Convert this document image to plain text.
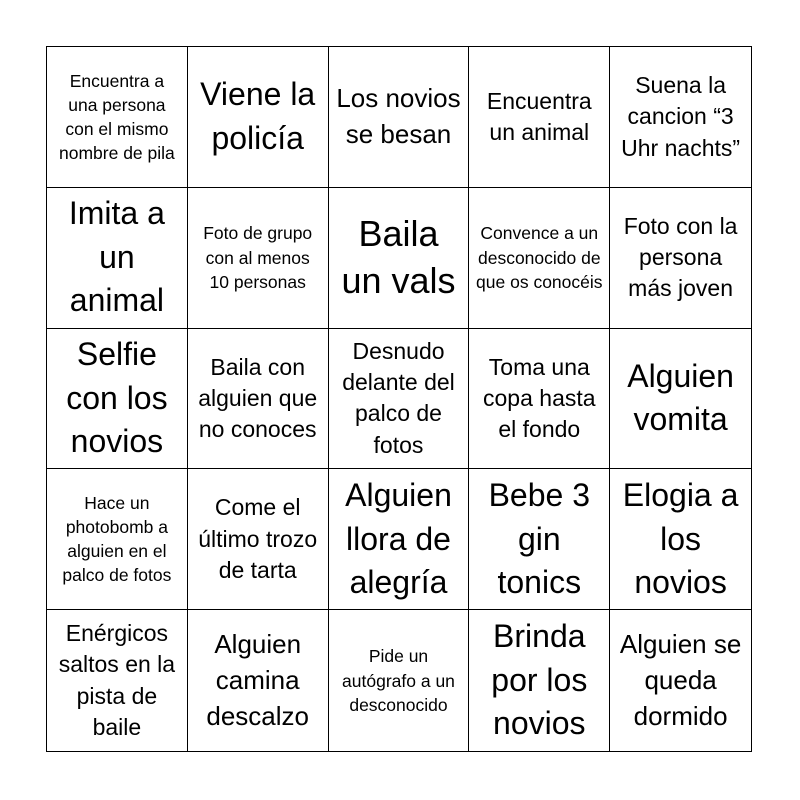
Encuentra a una persona con el mismo nombre de pila
Viene la policía
Los novios se besan
Encuentra un animal
Suena la cancion “3 Uhr nachts”
Imita a un animal
Foto de grupo con al menos 10 personas
Baila un vals
Convence a un desconocido de que os conocéis
Foto con la persona más joven
Selfie con los novios
Baila con alguien que no conoces
Desnudo delante del palco de fotos
Toma una copa hasta el fondo
Alguien vomita
Hace un photobomb a alguien en el palco de fotos
Come el último trozo de tarta
Alguien llora de alegría
Bebe 3 gin tonics
Elogia a los novios
Enérgicos saltos en la pista de baile
Alguien camina descalzo
Pide un autógrafo a un desconocido
Brinda por los novios
Alguien se queda dormido
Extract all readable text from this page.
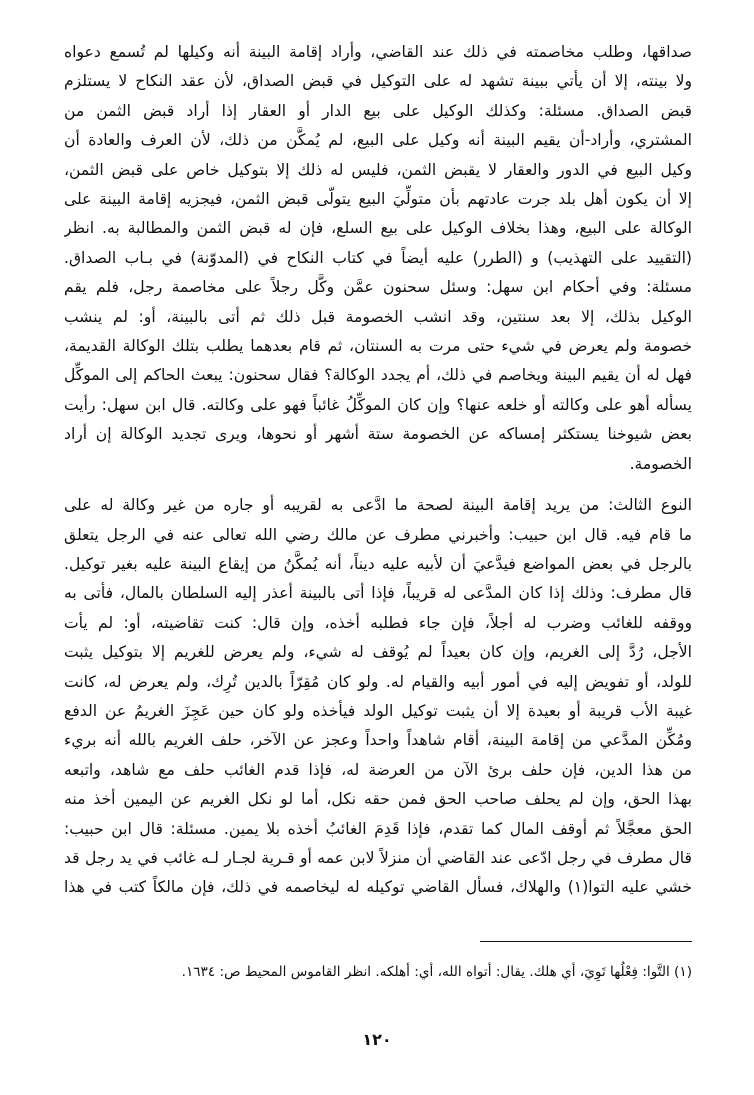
صداقها، وطلب مخاصمته في ذلك عند القاضي، وأراد إقامة البينة أنه وكيلها لم تُسمع دعواه
ولا بينته، إلا أن يأتي ببينة تشهد له على التوكيل في قبض الصداق، لأن عقد النكاح لا يستلزم
قبض الصداق. مسئلة: وكذلك الوكيل على بيع الدار أو العقار إذا أراد قبض الثمن من
المشتري، وأراد-أن يقيم البينة أنه وكيل على البيع، لم يُمكَّن من ذلك، لأن العرف والعادة أن
وكيل البيع في الدور والعقار لا يقبض الثمن، فليس له ذلك إلا بتوكيل خاص على قبض الثمن،
إلا أن يكون أهل بلد جرت عادتهم بأن متولِّيَ البيع يتولّى قبض الثمن، فيجزيه إقامة البينة على
الوكالة على البيع، وهذا بخلاف الوكيل على بيع السلع، فإن له قبض الثمن والمطالبة به. انظر
(التقييد على التهذيب) و (الطرر) عليه أيضاً في كتاب النكاح في (المدوّنة) في بـاب الصداق.
مسئلة: وفي أحكام ابن سهل: وسئل سحنون عمَّن وكَّل رجلاً على مخاصمة رجل، فلم يقم
الوكيل بذلك، إلا بعد سنتين، وقد انشب الخصومة قبل ذلك ثم أتى بالبينة، أو: لم ينشب
خصومة ولم يعرض في شيء حتى مرت به السنتان، ثم قام بعدهما يطلب بتلك الوكالة القديمة،
فهل له أن يقيم البينة ويخاصم في ذلك، أم يجدد الوكالة؟ فقال سحنون: يبعث الحاكم إلى الموكِّل
يسأله أهو على وكالته أو خلعه عنها؟ وإن كان الموكِّلُ غائباً فهو على وكالته. قال ابن سهل: رأيت
بعض شيوخنا يستكثر إمساكه عن الخصومة ستة أشهر أو نحوها، ويرى تجديد الوكالة إن أراد
الخصومة.

النوع الثالث: من يريد إقامة البينة لصحة ما ادَّعى به لقريبه أو جاره من غير وكالة له على
ما قام فيه. قال ابن حبيب: وأخبرني مطرف عن مالك رضي الله تعالى عنه في الرجل يتعلق
بالرجل في بعض المواضع فيدَّعيَ أن لأبيه عليه ديناً، أنه يُمكَّنُ من إيقاع البينة عليه بغير توكيل.
قال مطرف: وذلك إذا كان المدَّعى له قريباً، فإذا أتى بالبينة أعذر إليه السلطان بالمال، فأتى به
ووقفه للغائب وضرب له أجلاً، فإن جاء فطلبه أخذه، وإن قال: كنت تقاضيته، أو: لم يأت
الأجل، رُدَّ إلى الغريم، وإن كان بعيداً لم يُوقف له شيء، ولم يعرض للغريم إلا بتوكيل يثبت
للولد، أو تفويض إليه في أمور أبيه والقيام له. ولو كان مُقِرّاً بالدين تُرِك، ولم يعرض له، كانت
غيبة الأب قريبة أو بعيدة إلا أن يثبت توكيل الولد فيأخذه ولو كان حين عَجِزَ الغريمُ عن الدفع
ومُكِّن المدَّعي من إقامة البينة، أقام شاهداً واحداً وعجز عن الآخر، حلف الغريم بالله أنه بريء
من هذا الدين، فإن حلف برئ الآن من العرضة له، فإذا قدم الغائب حلف مع شاهد، واتبعه
بهذا الحق، وإن لم يحلف صاحب الحق فمن حقه نكل، أما لو نكل الغريم عن اليمين أخذ منه
الحق معجَّلاً ثم أوقف المال كما تقدم، فإذا قَدِمَ الغائبُ أخذه بلا يمين. مسئلة: قال ابن حبيب:
قال مطرف في رجل ادّعى عند القاضي أن منزلاً لابن عمه أو قـرية لجـار لـه غائب في يد رجل قد
خشي عليه التوا(١) والهلاك، فسأل القاضي توكيله له ليخاصمه في ذلك، فإن مالكاً كتب في هذا

(١) التَّوا: فِعْلُها تَوِيَ، أي هلك. يقال: أتواه الله، أي: أهلكه. انظر القاموس المحيط ص: ١٦٣٤.
١٢٠
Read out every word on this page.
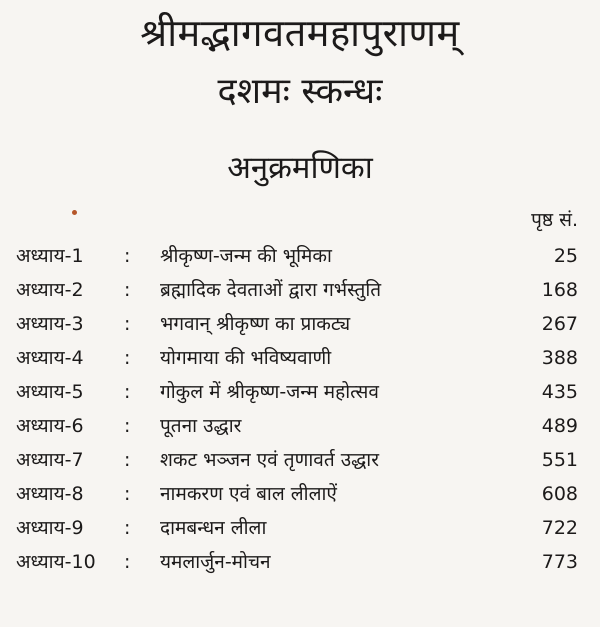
श्रीमद्भागवतमहापुराणम्
दशमः स्कन्धः
अनुक्रमणिका
पृष्ठ सं.
अध्याय-1 : श्रीकृष्ण-जन्म की भूमिका	25
अध्याय-2 : ब्रह्मादिक देवताओं द्वारा गर्भस्तुति	168
अध्याय-3 : भगवान् श्रीकृष्ण का प्राकट्य	267
अध्याय-4 : योगमाया की भविष्यवाणी	388
अध्याय-5 : गोकुल में श्रीकृष्ण-जन्म महोत्सव	435
अध्याय-6 : पूतना उद्धार	489
अध्याय-7 : शकट भञ्जन एवं तृणावर्त उद्धार	551
अध्याय-8 : नामकरण एवं बाल लीलाऐं	608
अध्याय-9 : दामबन्धन लीला	722
अध्याय-10 : यमलार्जुन-मोचन	773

§ §

▶ Exercise task: Each line above that holds the string "إقامة" should be copied and shown.

▶ Result for this task:
صداقها، وطلب مخاصمته في ذلك عند القاضي، وأراد إقامة البينة أنه وكيلها لم تُسمع دعواه
إلا أن يكون أهل بلد جرت عادتهم بأن متولِّيَ البيع يتولّى قبض الثمن، فيجزيه إقامة البينة على
النوع الثالث: من يريد إقامة البينة لصحة ما ادَّعى به لقريبه أو جاره من غير وكالة له على
ومُكِّن المدَّعي من إقامة البينة، أقام شاهداً واحداً وعجز عن الآخر، حلف الغريم بالله أنه بريء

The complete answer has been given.